--- Given task ---
From the entries provided below, copy each line that contains the word "said".

** Start of Data extract **

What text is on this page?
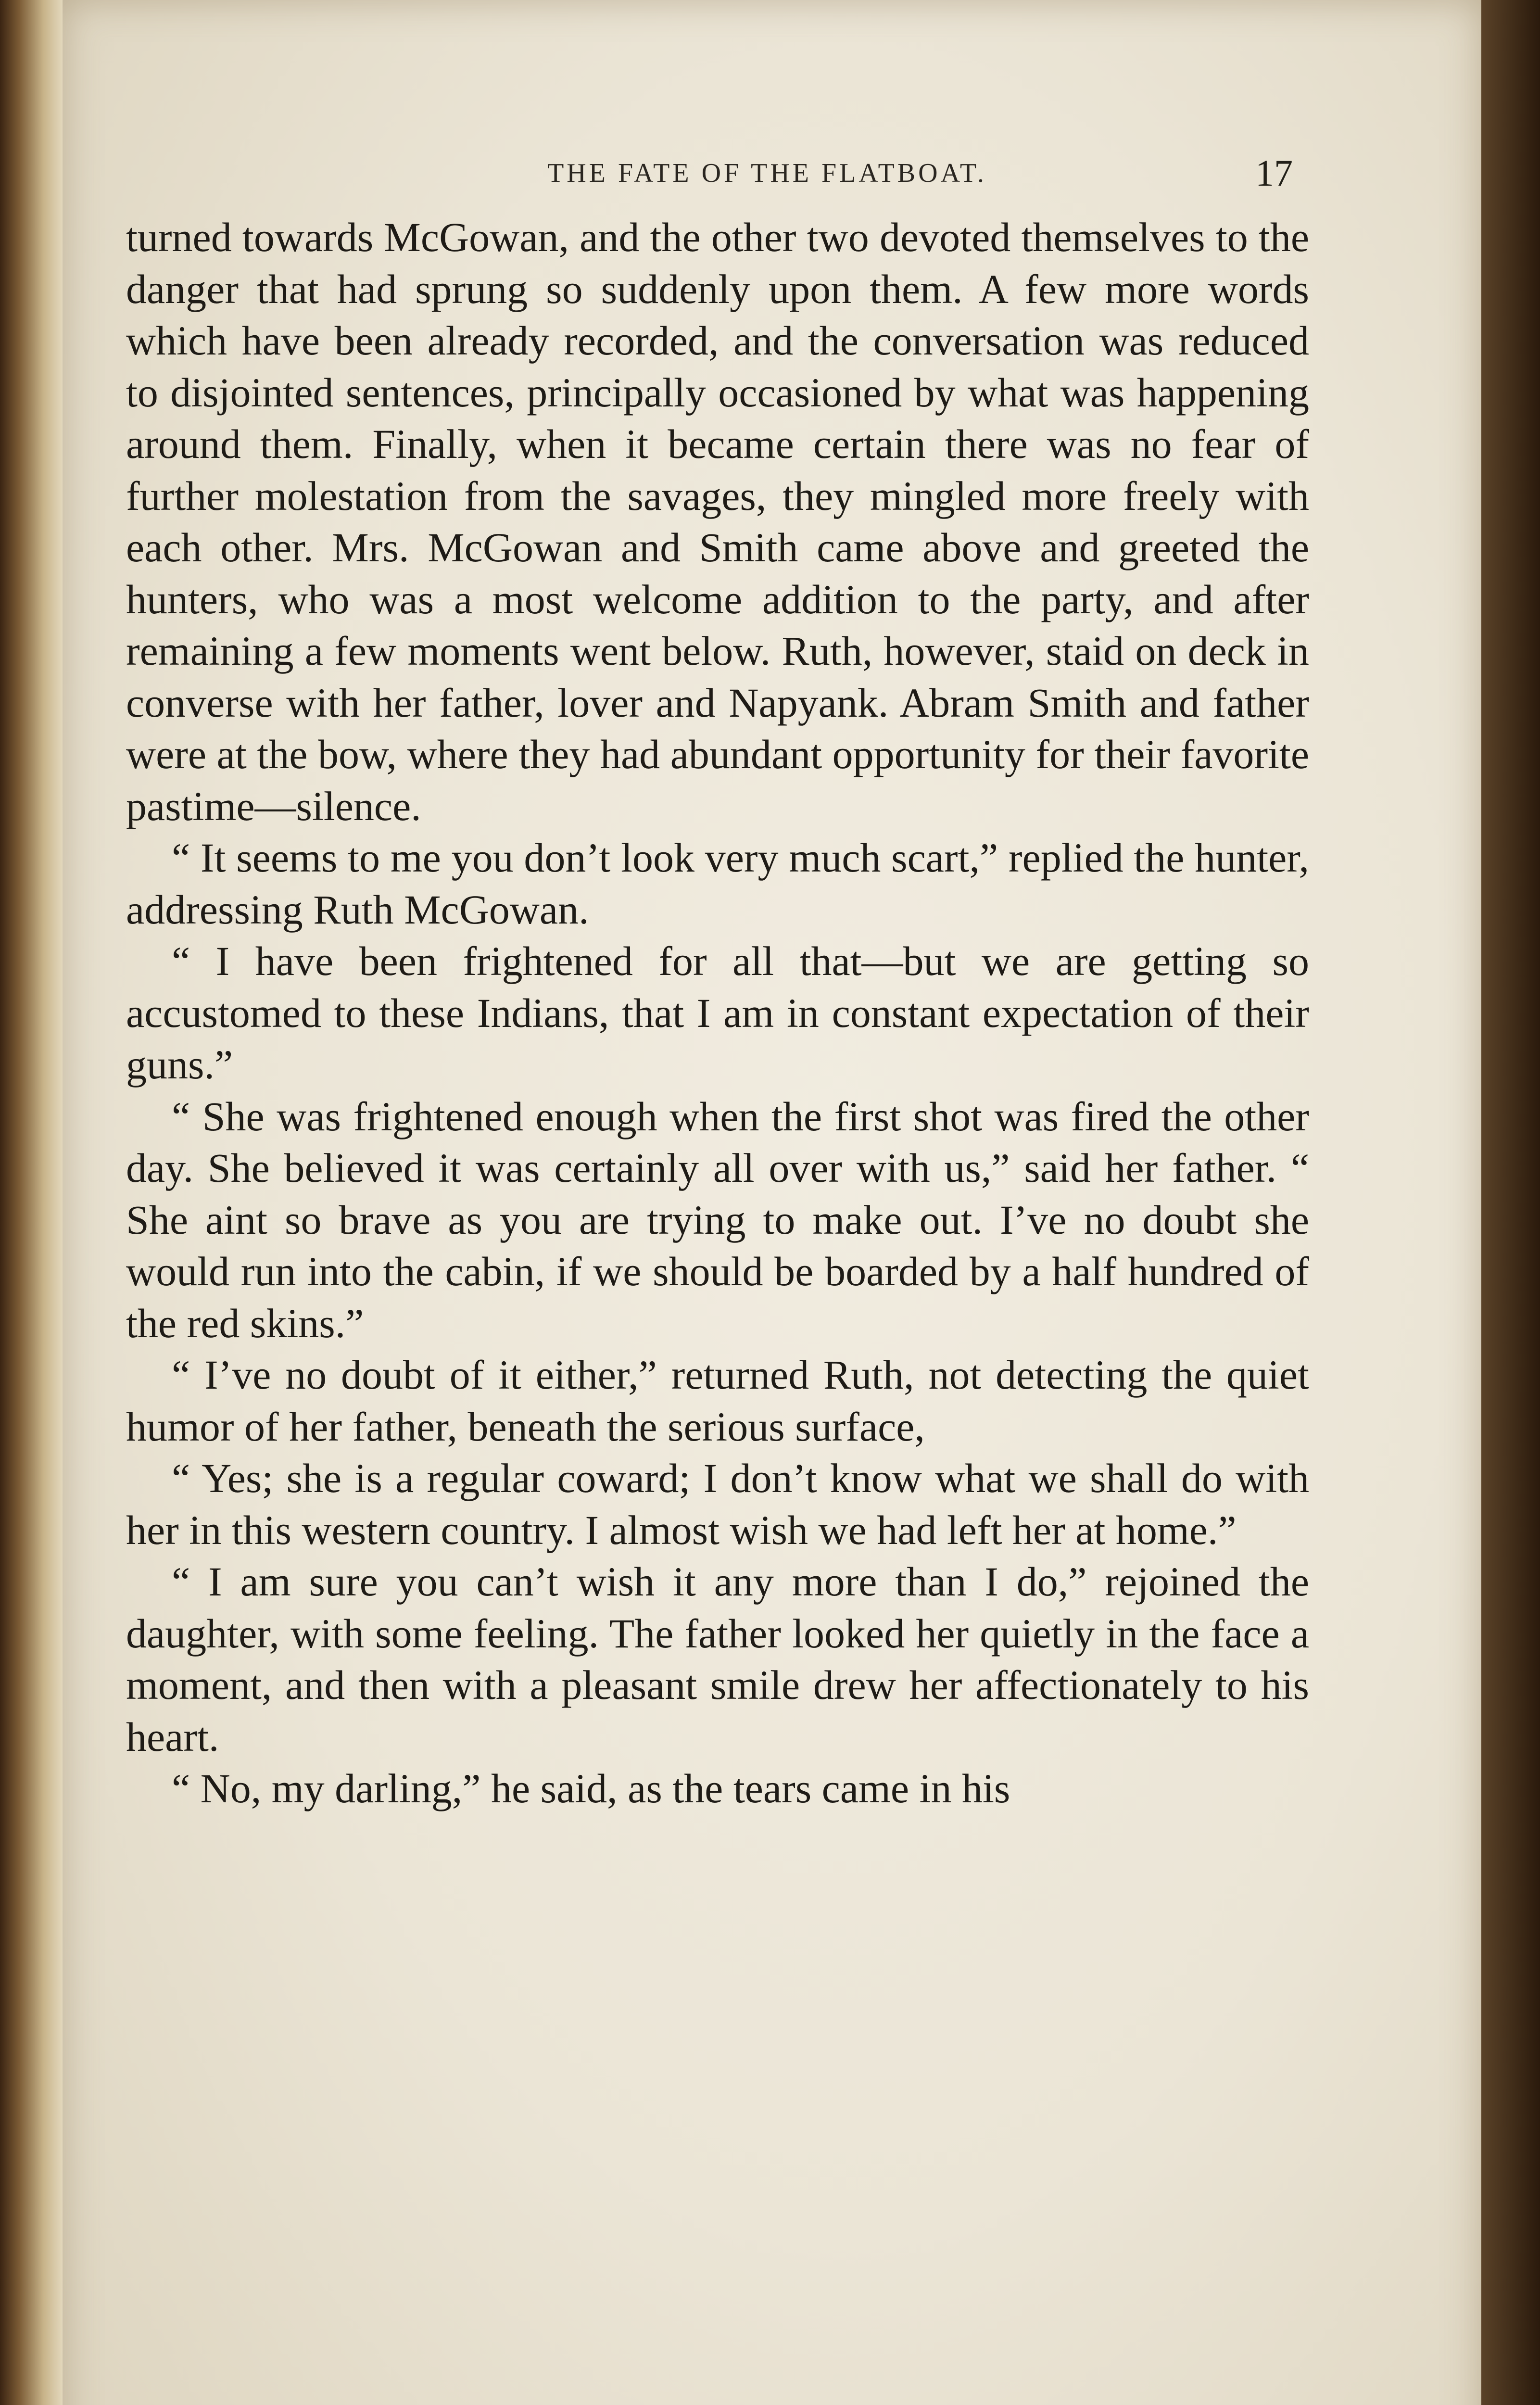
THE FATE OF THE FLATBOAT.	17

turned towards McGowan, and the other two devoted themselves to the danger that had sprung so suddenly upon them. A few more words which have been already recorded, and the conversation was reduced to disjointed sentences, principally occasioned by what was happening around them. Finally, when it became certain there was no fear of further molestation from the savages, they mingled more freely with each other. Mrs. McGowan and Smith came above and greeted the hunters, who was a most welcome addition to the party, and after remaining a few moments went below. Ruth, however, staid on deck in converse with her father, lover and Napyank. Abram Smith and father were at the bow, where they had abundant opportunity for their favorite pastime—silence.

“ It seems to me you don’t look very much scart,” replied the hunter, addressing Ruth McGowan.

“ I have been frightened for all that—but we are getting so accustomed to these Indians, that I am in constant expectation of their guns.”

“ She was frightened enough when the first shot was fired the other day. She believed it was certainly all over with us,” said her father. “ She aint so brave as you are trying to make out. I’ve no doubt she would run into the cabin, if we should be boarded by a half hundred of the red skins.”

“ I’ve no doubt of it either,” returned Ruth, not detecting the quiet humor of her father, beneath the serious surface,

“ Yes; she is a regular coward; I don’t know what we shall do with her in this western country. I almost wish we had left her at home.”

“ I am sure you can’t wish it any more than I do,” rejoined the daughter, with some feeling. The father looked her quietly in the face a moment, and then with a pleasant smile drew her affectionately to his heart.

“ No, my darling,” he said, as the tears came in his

** End of Data extract **

--- The response ---
“ She was frightened enough when the first shot was fired the other day. She believed it was certainly all over with us,” said her father. “ She aint so brave as you are trying to make out. I’ve no doubt she would run into the cabin, if we should be boarded by a half hundred of the red skins.”
“ No, my darling,” he said, as the tears came in his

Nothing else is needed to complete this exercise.